--- start of EXTRACT ---

If it’s not possible to eat all meals a day together as a family, try to fit in at least one family meal to establish the basics of table manners.

Begin by teaching her the basics. She has to come to the table with clean and washed hands. Teach her to pull her chair out, and then sit on it. Once she begins chewing, she must do so with her mouth closed. They are a little young at this age to teach them not to place their elbows on the table, but it’s your call.

It’s easy for kids to move from a bib as a baby to a napkin as a child. Teach her how to dab at her mouth to clean a smear instead of wiping. Don’t make it seem like a terrible mistake if she doesn’t get into the perfect habits right away. Kids this age love to learn (as I never tire of saying). The trick is to make them think they are playing or having fun as they learn. Other easy manners you can teach a child this age are

  • Not to talk with her mouth full
  • Not to shove large portions of food into her mout
  • Not to chew noisily
  • Not to touch the food with her fingers. Don’t be discouraged if she does pick up foowith her fingers sometimes, though.

Use small sized plates and glasses to make it seem less daunting for your child. For water, use a shot glass – it doesn’t tip, and won’t spill water on the table. Get divider plates to help her keep each food separate from the other on the plate.

--- end of EXTRACT ---

* _DIRECTIONS_:
**1.** What kind of glass does the passage on table manners recommend for a child's water?
**2.** Copy the passage on table manners word for word, starting with "Begin by teaching" and going on through "it’s your call.".
The records that follow come from a different source than the passage on table manners.

--- start of EXCERPTED RECORDS ---

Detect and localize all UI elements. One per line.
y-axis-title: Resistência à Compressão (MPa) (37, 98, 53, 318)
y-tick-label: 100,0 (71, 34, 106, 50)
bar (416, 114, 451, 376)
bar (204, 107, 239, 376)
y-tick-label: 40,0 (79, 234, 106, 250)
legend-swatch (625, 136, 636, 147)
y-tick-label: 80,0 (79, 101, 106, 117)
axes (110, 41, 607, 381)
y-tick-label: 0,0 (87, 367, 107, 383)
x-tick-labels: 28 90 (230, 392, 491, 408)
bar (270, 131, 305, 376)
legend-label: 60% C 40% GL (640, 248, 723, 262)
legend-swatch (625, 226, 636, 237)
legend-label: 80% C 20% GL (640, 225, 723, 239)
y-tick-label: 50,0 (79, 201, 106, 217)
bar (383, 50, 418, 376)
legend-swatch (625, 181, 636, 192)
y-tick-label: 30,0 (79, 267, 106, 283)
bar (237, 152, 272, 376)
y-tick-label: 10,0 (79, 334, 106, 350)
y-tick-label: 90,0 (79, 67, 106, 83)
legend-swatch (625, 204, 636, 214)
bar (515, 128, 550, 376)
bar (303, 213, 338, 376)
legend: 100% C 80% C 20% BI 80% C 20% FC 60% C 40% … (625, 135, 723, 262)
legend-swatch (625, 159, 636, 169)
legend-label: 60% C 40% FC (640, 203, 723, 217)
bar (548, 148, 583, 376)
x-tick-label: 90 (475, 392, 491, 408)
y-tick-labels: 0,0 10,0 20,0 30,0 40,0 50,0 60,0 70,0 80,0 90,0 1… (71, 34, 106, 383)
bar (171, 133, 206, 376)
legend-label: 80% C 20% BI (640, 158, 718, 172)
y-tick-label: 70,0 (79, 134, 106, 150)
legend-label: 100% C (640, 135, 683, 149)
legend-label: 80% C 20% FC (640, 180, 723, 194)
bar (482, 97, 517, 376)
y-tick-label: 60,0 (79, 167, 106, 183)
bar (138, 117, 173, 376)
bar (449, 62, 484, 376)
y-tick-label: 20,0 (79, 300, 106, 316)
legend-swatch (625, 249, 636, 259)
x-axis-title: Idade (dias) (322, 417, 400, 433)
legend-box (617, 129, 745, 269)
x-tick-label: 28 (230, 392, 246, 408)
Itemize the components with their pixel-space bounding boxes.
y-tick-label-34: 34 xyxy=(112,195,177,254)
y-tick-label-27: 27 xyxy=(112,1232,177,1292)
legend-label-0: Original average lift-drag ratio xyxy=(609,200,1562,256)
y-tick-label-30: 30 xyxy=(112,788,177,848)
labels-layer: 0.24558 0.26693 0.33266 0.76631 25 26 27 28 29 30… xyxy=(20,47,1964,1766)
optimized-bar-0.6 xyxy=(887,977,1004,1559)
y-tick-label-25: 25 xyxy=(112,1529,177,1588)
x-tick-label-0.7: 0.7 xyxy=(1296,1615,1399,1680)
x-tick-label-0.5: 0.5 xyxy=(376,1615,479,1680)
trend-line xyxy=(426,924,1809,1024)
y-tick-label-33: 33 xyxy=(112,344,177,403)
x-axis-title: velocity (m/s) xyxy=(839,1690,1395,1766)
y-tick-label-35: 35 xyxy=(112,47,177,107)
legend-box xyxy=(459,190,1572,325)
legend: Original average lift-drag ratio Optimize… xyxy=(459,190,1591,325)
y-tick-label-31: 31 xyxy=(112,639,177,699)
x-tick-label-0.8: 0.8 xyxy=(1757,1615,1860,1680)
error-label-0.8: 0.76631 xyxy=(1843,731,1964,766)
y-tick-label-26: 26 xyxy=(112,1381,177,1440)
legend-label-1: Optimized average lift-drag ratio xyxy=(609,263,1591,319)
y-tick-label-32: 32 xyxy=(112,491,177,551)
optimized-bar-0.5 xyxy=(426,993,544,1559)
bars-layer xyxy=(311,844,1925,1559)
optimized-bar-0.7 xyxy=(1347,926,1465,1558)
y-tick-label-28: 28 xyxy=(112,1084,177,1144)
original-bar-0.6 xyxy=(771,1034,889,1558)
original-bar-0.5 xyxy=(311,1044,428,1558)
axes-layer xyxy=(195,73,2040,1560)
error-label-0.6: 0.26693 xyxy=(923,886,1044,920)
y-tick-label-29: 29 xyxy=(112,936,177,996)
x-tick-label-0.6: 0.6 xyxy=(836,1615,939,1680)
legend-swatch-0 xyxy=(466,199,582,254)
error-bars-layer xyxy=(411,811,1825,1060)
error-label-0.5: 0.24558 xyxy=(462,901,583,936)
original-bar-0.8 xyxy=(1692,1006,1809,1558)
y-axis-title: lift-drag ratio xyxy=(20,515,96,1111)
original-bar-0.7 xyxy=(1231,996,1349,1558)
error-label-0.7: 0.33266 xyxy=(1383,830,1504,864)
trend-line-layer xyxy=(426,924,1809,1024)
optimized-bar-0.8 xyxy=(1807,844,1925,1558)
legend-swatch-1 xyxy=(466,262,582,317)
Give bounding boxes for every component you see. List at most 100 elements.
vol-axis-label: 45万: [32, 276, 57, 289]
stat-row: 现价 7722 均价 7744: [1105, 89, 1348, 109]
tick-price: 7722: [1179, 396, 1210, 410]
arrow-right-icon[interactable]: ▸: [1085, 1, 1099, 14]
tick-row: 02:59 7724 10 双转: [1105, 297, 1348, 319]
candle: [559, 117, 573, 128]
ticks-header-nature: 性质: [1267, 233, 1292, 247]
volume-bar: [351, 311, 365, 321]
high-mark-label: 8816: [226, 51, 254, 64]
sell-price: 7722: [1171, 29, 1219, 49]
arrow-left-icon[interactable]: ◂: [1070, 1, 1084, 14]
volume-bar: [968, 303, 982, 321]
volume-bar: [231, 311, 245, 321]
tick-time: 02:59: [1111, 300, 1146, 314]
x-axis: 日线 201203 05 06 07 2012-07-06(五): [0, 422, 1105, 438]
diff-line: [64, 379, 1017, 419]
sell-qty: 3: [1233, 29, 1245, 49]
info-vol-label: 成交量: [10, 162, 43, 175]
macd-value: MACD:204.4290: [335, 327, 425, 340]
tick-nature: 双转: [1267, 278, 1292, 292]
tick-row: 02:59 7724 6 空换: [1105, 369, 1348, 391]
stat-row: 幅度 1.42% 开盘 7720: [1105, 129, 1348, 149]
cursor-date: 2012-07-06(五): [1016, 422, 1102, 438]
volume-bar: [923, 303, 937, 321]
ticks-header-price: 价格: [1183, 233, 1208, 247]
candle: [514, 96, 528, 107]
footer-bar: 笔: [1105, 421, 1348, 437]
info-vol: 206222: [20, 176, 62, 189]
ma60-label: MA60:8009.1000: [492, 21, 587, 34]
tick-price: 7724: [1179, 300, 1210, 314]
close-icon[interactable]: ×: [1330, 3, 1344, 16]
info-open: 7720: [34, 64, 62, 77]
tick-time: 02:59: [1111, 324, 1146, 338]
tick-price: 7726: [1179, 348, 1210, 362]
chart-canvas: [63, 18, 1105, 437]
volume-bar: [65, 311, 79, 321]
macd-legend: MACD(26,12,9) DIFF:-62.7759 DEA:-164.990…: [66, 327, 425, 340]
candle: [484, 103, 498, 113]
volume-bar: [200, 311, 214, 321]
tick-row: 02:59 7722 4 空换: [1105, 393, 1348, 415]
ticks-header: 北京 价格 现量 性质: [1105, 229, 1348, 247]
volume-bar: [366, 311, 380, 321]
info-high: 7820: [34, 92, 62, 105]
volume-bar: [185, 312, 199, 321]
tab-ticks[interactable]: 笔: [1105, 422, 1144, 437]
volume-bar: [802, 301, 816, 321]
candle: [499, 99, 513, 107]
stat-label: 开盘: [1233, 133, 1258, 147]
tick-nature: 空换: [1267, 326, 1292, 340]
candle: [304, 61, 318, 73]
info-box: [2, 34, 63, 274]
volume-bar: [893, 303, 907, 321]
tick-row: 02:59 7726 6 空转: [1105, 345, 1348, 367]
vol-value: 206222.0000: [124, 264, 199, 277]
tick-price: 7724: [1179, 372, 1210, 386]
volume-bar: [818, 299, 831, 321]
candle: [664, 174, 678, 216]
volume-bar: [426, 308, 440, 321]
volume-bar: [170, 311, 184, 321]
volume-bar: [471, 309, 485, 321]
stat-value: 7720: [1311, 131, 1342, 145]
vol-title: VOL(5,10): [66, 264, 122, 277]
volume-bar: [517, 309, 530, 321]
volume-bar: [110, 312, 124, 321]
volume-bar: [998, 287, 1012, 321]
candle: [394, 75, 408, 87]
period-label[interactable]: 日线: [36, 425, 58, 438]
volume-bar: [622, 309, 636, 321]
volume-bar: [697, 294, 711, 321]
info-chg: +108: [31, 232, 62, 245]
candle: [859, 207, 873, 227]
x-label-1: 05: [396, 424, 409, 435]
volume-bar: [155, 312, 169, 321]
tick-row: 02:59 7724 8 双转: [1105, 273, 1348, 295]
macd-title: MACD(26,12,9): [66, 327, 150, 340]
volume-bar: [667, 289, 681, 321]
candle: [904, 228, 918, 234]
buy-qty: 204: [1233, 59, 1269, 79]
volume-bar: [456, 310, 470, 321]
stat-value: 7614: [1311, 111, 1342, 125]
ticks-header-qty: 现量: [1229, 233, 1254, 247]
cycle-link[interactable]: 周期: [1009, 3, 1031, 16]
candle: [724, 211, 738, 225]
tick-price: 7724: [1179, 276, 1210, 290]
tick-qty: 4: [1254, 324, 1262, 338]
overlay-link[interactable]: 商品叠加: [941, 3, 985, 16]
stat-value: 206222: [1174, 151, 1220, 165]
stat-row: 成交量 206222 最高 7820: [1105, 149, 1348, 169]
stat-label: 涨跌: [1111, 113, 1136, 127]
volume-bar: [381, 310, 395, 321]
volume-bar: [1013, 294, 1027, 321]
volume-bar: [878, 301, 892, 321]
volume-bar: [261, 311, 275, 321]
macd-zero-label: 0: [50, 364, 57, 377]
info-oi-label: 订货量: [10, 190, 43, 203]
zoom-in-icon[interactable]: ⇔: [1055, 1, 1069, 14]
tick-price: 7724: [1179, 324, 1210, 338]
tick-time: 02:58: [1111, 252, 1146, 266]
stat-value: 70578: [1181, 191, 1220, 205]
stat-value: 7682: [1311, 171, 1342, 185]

--- end of EXCERPTED RECORDS ---

* _RESPONSES IN ORDER_:
**1.** A shot glass, because it doesn't tip and won't spill water on the table.

**2.**
Begin by teaching her the basics. She has to come to the table with clean and washed hands. Teach her to pull her chair out, and then sit on it. Once she begins chewing, she must do so with her mouth closed. They are a little young at this age to teach them not to place their elbows on the table, but it’s your call.